> [Goal]:
Scan the data. Collect each line that contains the word "text".

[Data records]
▬▬▬▬▬▬▬▬▬▬

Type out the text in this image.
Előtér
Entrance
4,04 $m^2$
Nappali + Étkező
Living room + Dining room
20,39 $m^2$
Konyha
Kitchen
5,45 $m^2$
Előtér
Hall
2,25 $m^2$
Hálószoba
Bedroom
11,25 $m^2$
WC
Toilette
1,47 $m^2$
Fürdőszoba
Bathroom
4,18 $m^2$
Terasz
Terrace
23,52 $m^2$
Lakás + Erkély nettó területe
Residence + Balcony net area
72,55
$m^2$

▬▬▬▬▬▬▬▬▬▬

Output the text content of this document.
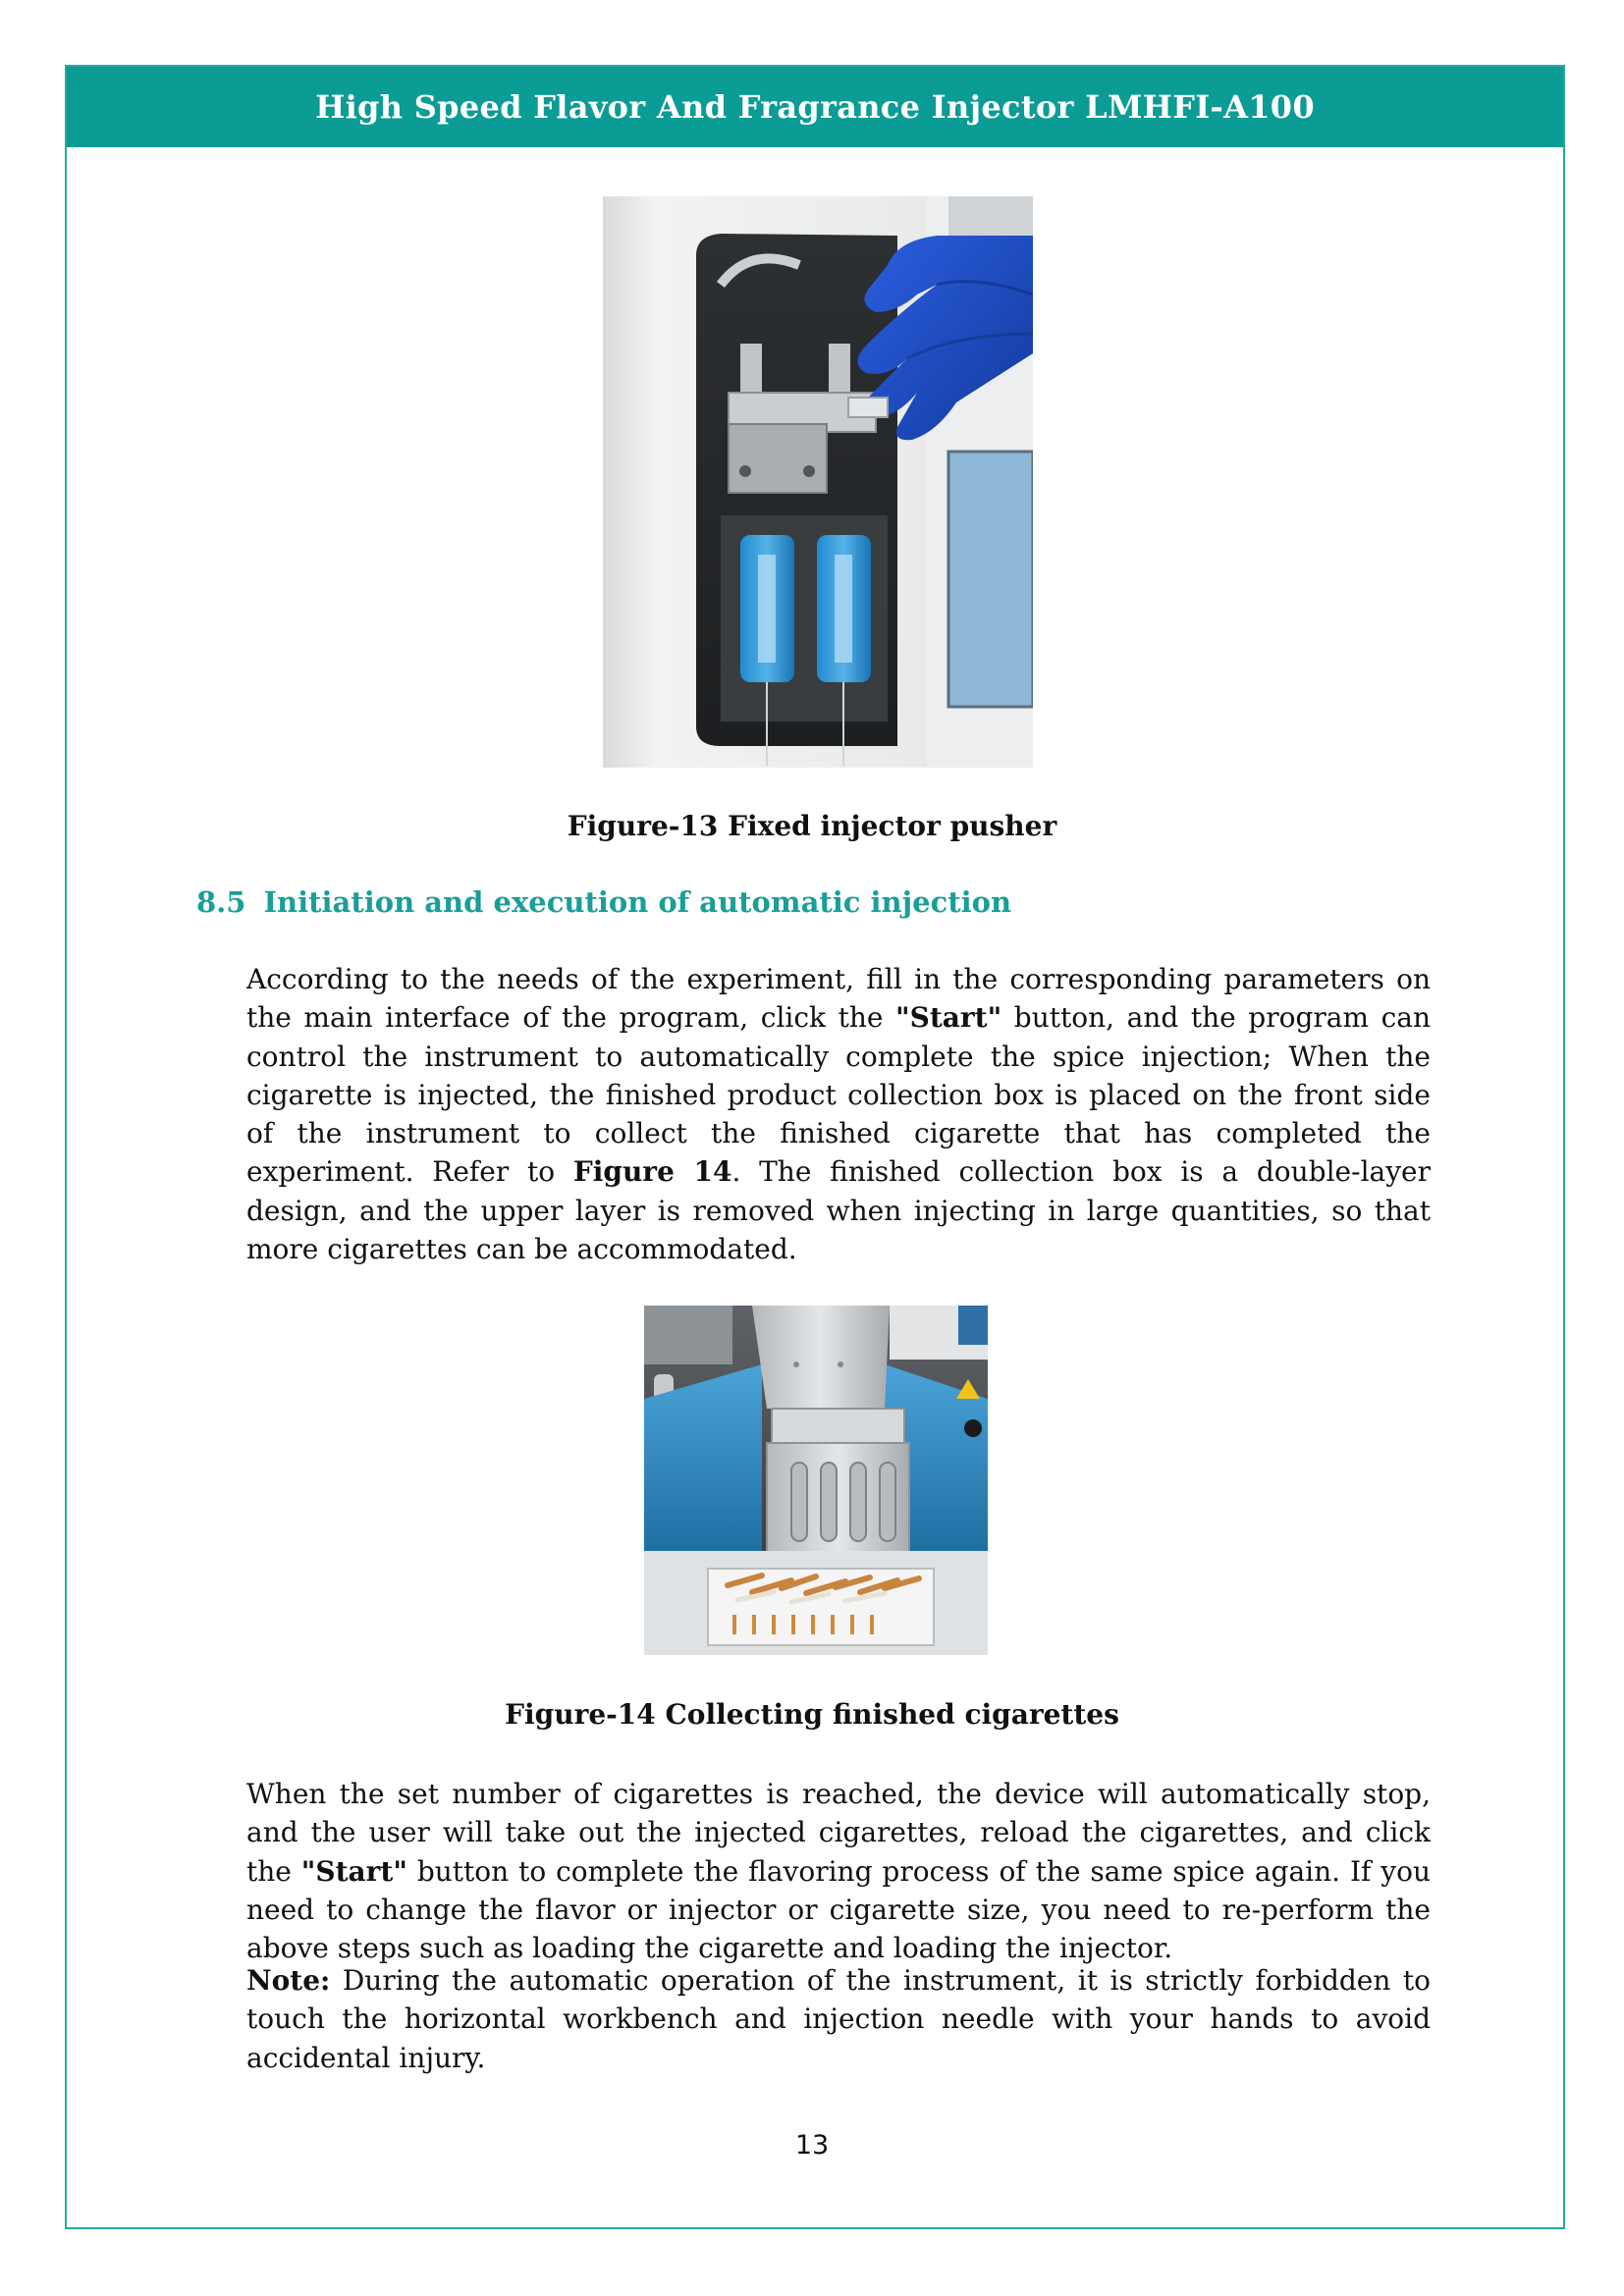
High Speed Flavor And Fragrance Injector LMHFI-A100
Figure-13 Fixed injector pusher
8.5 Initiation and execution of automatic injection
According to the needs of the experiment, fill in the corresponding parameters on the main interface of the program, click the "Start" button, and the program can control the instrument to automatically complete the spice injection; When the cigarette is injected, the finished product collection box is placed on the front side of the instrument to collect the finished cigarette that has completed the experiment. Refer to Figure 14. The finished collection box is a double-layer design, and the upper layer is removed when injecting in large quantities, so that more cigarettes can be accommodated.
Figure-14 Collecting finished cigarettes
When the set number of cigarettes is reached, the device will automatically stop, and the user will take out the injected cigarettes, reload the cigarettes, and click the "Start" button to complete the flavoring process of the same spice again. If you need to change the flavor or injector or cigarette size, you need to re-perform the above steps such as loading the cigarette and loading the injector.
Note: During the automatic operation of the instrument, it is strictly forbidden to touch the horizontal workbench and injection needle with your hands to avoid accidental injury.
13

▬▬▬▬▬▬▬▬▬▬

> [Final result]:
Type out the text in this image.
Output the text content of this document.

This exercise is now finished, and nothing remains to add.